> **STATED GOAL**
Look for the word "train" in the entries below, then copy every line that has it.

> **TASK INPUTS**
--------------------
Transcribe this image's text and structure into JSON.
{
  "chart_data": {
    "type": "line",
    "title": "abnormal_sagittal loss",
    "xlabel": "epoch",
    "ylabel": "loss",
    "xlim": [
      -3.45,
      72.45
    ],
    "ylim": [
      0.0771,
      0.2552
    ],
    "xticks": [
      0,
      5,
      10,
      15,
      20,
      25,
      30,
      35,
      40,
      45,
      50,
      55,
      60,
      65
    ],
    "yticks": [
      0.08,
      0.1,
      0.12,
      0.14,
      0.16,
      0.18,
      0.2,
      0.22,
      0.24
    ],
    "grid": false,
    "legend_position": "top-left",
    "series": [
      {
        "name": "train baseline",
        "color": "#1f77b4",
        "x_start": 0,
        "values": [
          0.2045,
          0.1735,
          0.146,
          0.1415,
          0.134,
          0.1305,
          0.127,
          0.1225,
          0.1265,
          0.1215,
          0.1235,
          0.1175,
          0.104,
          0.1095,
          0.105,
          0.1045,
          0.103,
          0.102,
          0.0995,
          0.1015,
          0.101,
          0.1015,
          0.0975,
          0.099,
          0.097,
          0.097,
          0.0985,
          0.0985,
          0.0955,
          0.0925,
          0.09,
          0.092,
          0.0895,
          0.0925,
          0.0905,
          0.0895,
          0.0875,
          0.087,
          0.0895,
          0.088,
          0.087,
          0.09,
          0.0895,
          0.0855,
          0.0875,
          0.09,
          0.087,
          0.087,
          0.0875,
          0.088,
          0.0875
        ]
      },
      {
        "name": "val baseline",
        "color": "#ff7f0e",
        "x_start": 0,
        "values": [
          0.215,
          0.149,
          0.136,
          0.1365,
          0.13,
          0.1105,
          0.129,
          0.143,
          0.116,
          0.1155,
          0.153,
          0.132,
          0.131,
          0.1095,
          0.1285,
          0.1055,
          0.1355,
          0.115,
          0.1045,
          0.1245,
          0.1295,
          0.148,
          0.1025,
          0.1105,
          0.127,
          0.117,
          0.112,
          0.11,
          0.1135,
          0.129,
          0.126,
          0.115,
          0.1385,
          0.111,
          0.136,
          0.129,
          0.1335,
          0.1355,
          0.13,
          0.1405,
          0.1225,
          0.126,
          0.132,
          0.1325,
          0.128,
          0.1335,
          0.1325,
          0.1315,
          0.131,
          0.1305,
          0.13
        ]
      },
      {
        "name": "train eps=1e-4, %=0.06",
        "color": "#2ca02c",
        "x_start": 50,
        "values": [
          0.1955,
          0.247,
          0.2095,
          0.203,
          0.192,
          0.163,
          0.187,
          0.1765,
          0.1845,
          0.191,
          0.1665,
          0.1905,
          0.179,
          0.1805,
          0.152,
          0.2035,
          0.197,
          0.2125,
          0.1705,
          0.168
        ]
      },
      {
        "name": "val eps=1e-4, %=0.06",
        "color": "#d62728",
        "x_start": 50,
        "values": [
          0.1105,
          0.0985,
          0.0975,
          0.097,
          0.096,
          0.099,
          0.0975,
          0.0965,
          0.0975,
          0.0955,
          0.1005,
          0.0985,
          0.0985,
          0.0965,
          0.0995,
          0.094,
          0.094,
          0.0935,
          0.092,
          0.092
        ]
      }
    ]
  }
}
--------------------
> **ANSWER FOR THIS EXERCISE**
        "name": "train baseline",
        "name": "train eps=1e-4, %=0.06",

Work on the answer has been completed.